■ **Given entries**
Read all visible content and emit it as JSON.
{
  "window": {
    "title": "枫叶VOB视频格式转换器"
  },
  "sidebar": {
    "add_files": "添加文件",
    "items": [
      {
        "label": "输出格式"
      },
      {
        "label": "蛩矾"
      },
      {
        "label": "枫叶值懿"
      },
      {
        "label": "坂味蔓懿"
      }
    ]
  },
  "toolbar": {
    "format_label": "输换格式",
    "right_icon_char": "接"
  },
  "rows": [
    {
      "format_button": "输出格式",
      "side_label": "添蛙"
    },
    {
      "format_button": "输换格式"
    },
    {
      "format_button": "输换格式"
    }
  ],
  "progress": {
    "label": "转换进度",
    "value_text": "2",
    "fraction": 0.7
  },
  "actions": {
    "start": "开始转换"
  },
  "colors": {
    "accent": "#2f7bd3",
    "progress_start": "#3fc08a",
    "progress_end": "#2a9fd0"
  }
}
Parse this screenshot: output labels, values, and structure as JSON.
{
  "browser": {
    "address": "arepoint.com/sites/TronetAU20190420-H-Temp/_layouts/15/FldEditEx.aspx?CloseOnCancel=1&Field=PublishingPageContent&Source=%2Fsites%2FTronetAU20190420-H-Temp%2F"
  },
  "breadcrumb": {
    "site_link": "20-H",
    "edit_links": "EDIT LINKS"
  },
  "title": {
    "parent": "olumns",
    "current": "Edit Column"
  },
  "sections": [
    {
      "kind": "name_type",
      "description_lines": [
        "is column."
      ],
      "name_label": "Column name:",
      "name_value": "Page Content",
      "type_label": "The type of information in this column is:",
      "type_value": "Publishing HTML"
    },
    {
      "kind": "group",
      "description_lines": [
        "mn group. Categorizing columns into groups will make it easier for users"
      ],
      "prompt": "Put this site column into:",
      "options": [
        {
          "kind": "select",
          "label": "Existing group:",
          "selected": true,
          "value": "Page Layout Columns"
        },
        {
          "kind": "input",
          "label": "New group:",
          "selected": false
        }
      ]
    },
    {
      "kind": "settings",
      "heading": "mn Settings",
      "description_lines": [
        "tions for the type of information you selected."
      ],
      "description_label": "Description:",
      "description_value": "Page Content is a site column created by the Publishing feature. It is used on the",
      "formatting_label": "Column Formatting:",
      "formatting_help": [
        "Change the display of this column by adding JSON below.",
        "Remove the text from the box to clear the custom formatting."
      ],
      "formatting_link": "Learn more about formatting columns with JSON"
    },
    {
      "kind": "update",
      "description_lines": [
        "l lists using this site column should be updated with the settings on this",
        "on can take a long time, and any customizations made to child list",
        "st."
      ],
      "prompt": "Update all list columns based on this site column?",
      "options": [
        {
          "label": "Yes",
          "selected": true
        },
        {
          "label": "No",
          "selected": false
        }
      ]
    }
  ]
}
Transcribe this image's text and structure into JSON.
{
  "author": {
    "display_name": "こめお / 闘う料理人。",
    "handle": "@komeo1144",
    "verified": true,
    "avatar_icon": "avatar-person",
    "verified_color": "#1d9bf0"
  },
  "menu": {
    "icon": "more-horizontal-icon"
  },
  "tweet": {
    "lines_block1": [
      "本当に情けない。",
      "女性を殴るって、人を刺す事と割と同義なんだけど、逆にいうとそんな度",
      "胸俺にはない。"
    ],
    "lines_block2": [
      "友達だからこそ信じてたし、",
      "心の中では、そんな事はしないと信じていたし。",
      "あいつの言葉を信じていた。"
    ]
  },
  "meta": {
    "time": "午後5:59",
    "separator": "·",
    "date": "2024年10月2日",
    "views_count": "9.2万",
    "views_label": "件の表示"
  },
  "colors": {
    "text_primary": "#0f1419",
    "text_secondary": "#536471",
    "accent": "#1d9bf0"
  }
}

■ **To do**
Copy out exactly the lines between the line with "Transcribe this image's" and the last line of the entries, counting both of those lines.

■ **The output**
Transcribe this image's text and structure into JSON.
{
  "author": {
    "display_name": "こめお / 闘う料理人。",
    "handle": "@komeo1144",
    "verified": true,
    "avatar_icon": "avatar-person",
    "verified_color": "#1d9bf0"
  },
  "menu": {
    "icon": "more-horizontal-icon"
  },
  "tweet": {
    "lines_block1": [
      "本当に情けない。",
      "女性を殴るって、人を刺す事と割と同義なんだけど、逆にいうとそんな度",
      "胸俺にはない。"
    ],
    "lines_block2": [
      "友達だからこそ信じてたし、",
      "心の中では、そんな事はしないと信じていたし。",
      "あいつの言葉を信じていた。"
    ]
  },
  "meta": {
    "time": "午後5:59",
    "separator": "·",
    "date": "2024年10月2日",
    "views_count": "9.2万",
    "views_label": "件の表示"
  },
  "colors": {
    "text_primary": "#0f1419",
    "text_secondary": "#536471",
    "accent": "#1d9bf0"
  }
}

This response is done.